◆ PROBLEM REQUIREMENTS: Reproduce every entry below word for word, leaving the pictures out.

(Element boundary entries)
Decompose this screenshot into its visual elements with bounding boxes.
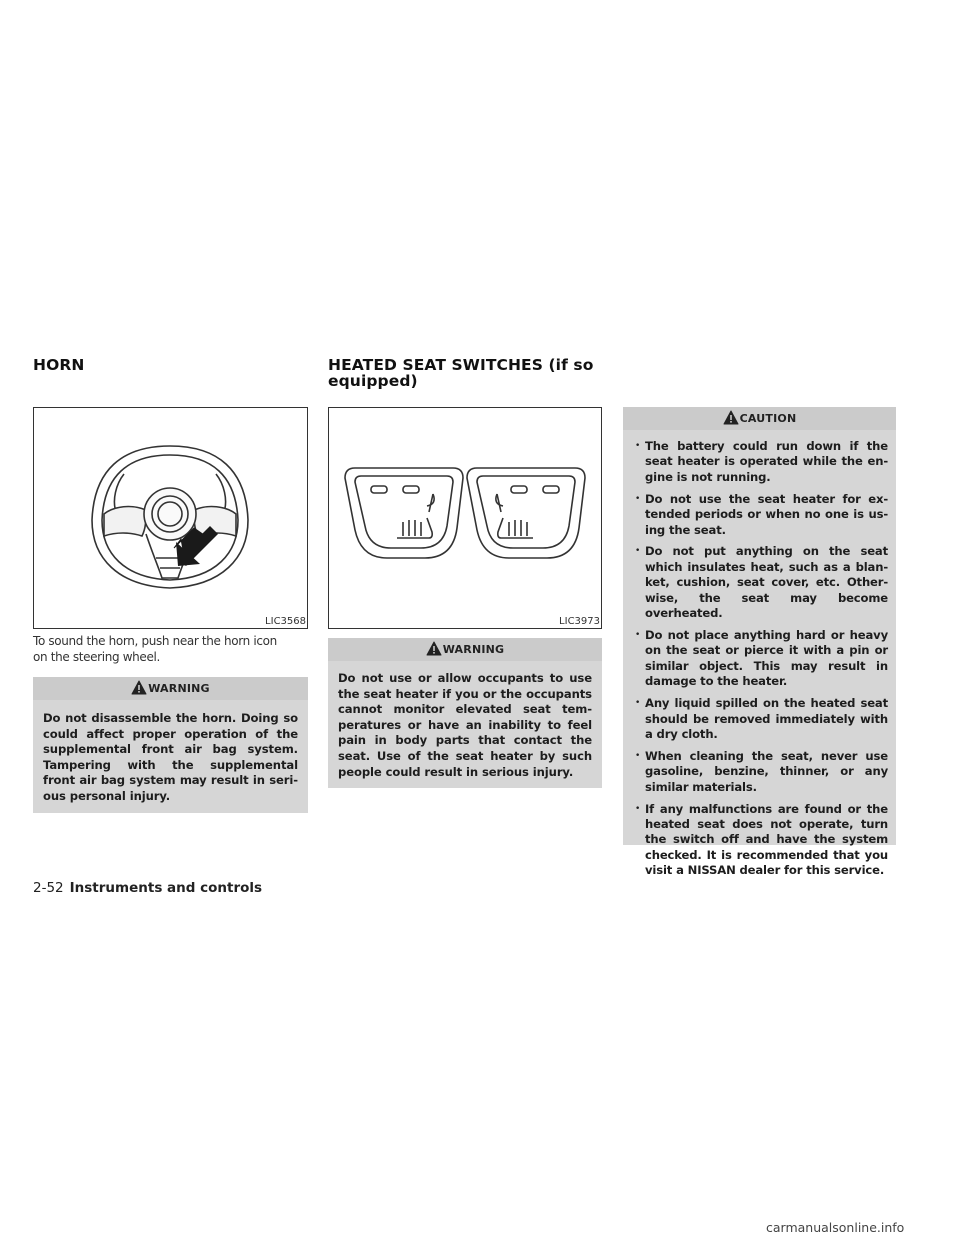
horn-warning-header	[33, 677, 308, 700]
horn-text-line-1: To sound the horn, push near the horn icon	[33, 634, 277, 648]
horn-warning-line-6: ous personal injury.	[43, 788, 171, 803]
figure-code-seat: LIC3973	[559, 616, 600, 627]
caution-item: • Do not use the seat heater for ex-tended periods or when no one is us-ing the seat.	[635, 492, 888, 538]
caution-icon	[723, 410, 739, 425]
warning-icon	[131, 680, 147, 695]
heated-seat-caution-box	[623, 407, 896, 878]
figure-seat-heater-switches	[328, 407, 602, 629]
horn-warning-line-2: could affect proper operation of the	[43, 726, 298, 741]
heated-seat-warning-body	[328, 661, 602, 790]
caution-item: • The battery could run down if the seat heater is operated while the en-gine is not running.	[635, 439, 888, 485]
caution-title: CAUTION	[739, 412, 797, 425]
section-title-heated-seat	[328, 357, 594, 389]
heated-seat-warning-line-5: pain in body parts that contact the	[338, 733, 592, 748]
caution-list	[623, 430, 896, 889]
page-footer	[33, 877, 262, 896]
caution-item: • Do not place anything hard or heavy on the seat or pierce it with a pin or similar object. This may result in damage to the heater.	[635, 628, 888, 690]
horn-warning-box	[33, 677, 308, 813]
figure-code-horn: LIC3568	[265, 616, 306, 627]
page-number: 2-52	[33, 880, 64, 896]
horn-warning-line-5: front air bag system may result in seri-	[43, 773, 298, 788]
watermark-text: carmanualsonline.info	[766, 1220, 905, 1235]
section-title-line-2: equipped)	[328, 372, 418, 390]
caution-item: • When cleaning the seat, never use gasoline, benzine, thinner, or any similar materials.	[635, 749, 888, 795]
warning-icon	[426, 641, 442, 656]
caution-item: • Do not put anything on the seat which insulates heat, such as a blan-ket, cushion, seat cover, etc. Other-wise, the seat may become overheated.	[635, 544, 888, 621]
horn-warning-body	[33, 700, 308, 815]
heated-seat-warning-line-3: cannot monitor elevated seat tem-	[338, 702, 592, 717]
horn-instruction-text	[33, 634, 313, 665]
horn-warning-line-4: Tampering with the supplemental	[43, 757, 298, 772]
heated-seat-warning-header	[328, 638, 602, 661]
heated-seat-warning-line-4: peratures or have an inability to feel	[338, 717, 592, 732]
caution-header	[623, 407, 896, 430]
heated-seat-warning-box	[328, 638, 602, 788]
horn-warning-line-1: Do not disassemble the horn. Doing so	[43, 711, 298, 725]
section-title-line-1: HEATED SEAT SWITCHES (if so	[328, 356, 594, 374]
horn-warning-line-3: supplemental front air bag system.	[43, 742, 298, 757]
heated-seat-warning-line-6: seat. Use of the seat heater by such	[338, 748, 592, 763]
caution-item: • Any liquid spilled on the heated seat should be removed immediately with a dry cloth.	[635, 696, 888, 742]
heated-seat-warning-line-7: people could result in serious injury.	[338, 764, 574, 779]
caution-item: • If any malfunctions are found or the heated seat does not operate, turn the switch off and have the system checked. It is recommended that you visit a NISSAN dealer for this service.	[635, 802, 888, 879]
seat-heater-switch-illustration	[329, 408, 601, 628]
steering-wheel-illustration	[34, 408, 307, 628]
heated-seat-warning-title: WARNING	[442, 643, 505, 656]
footer-section-title: Instruments and controls	[69, 880, 263, 896]
horn-warning-title: WARNING	[148, 682, 210, 695]
heated-seat-warning-line-2: the seat heater if you or the occupants	[338, 686, 592, 701]
figure-steering-wheel	[33, 407, 308, 629]
section-title-horn: HORN	[33, 356, 85, 374]
horn-text-line-2: on the steering wheel.	[33, 649, 160, 664]
heated-seat-warning-line-1: Do not use or allow occupants to use	[338, 671, 592, 685]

◆ TASK OUTPUT:
Decompose this screenshot into its visual elements with bounding boxes.
horn-warning-header	[33, 677, 308, 700]
horn-text-line-1: To sound the horn, push near the horn icon	[33, 634, 277, 648]
horn-warning-line-6: ous personal injury.	[43, 788, 171, 803]
figure-code-seat: LIC3973	[559, 616, 600, 627]
caution-item: • Do not use the seat heater for ex-tended periods or when no one is us-ing the seat.	[635, 492, 888, 538]
caution-icon	[723, 410, 739, 425]
warning-icon	[131, 680, 147, 695]
heated-seat-caution-box	[623, 407, 896, 878]
figure-seat-heater-switches	[328, 407, 602, 629]
horn-warning-line-2: could affect proper operation of the	[43, 726, 298, 741]
heated-seat-warning-body	[328, 661, 602, 790]
caution-item: • The battery could run down if the seat heater is operated while the en-gine is not running.	[635, 439, 888, 485]
caution-title: CAUTION	[739, 412, 797, 425]
section-title-heated-seat	[328, 357, 594, 389]
heated-seat-warning-line-5: pain in body parts that contact the	[338, 733, 592, 748]
caution-list	[623, 430, 896, 889]
page-footer	[33, 877, 262, 896]
caution-item: • Do not place anything hard or heavy on the seat or pierce it with a pin or similar object. This may result in damage to the heater.	[635, 628, 888, 690]
horn-warning-box	[33, 677, 308, 813]
figure-code-horn: LIC3568	[265, 616, 306, 627]
page-number: 2-52	[33, 880, 64, 896]
horn-warning-line-5: front air bag system may result in seri-	[43, 773, 298, 788]
watermark-text: carmanualsonline.info	[766, 1220, 905, 1235]
section-title-line-2: equipped)	[328, 372, 418, 390]
caution-item: • When cleaning the seat, never use gasoline, benzine, thinner, or any similar materials.	[635, 749, 888, 795]
warning-icon	[426, 641, 442, 656]
caution-item: • Do not put anything on the seat which insulates heat, such as a blan-ket, cushion, seat cover, etc. Other-wise, the seat may become overheated.	[635, 544, 888, 621]
horn-warning-body	[33, 700, 308, 815]
heated-seat-warning-line-3: cannot monitor elevated seat tem-	[338, 702, 592, 717]
horn-instruction-text	[33, 634, 313, 665]
horn-warning-line-4: Tampering with the supplemental	[43, 757, 298, 772]
heated-seat-warning-header	[328, 638, 602, 661]
heated-seat-warning-line-4: peratures or have an inability to feel	[338, 717, 592, 732]
caution-header	[623, 407, 896, 430]
heated-seat-warning-box	[328, 638, 602, 788]
horn-warning-line-1: Do not disassemble the horn. Doing so	[43, 711, 298, 725]
section-title-line-1: HEATED SEAT SWITCHES (if so	[328, 356, 594, 374]
horn-warning-line-3: supplemental front air bag system.	[43, 742, 298, 757]
heated-seat-warning-line-6: seat. Use of the seat heater by such	[338, 748, 592, 763]
caution-item: • Any liquid spilled on the heated seat should be removed immediately with a dry cloth.	[635, 696, 888, 742]
heated-seat-warning-line-7: people could result in serious injury.	[338, 764, 574, 779]
caution-item: • If any malfunctions are found or the heated seat does not operate, turn the switch off and have the system checked. It is recommended that you visit a NISSAN dealer for this service.	[635, 802, 888, 879]
seat-heater-switch-illustration	[329, 408, 601, 628]
steering-wheel-illustration	[34, 408, 307, 628]
heated-seat-warning-title: WARNING	[442, 643, 505, 656]
footer-section-title: Instruments and controls	[69, 880, 263, 896]
horn-warning-title: WARNING	[148, 682, 210, 695]
heated-seat-warning-line-2: the seat heater if you or the occupants	[338, 686, 592, 701]
figure-steering-wheel	[33, 407, 308, 629]
section-title-horn: HORN	[33, 356, 85, 374]
horn-text-line-2: on the steering wheel.	[33, 649, 160, 664]
heated-seat-warning-line-1: Do not use or allow occupants to use	[338, 671, 592, 685]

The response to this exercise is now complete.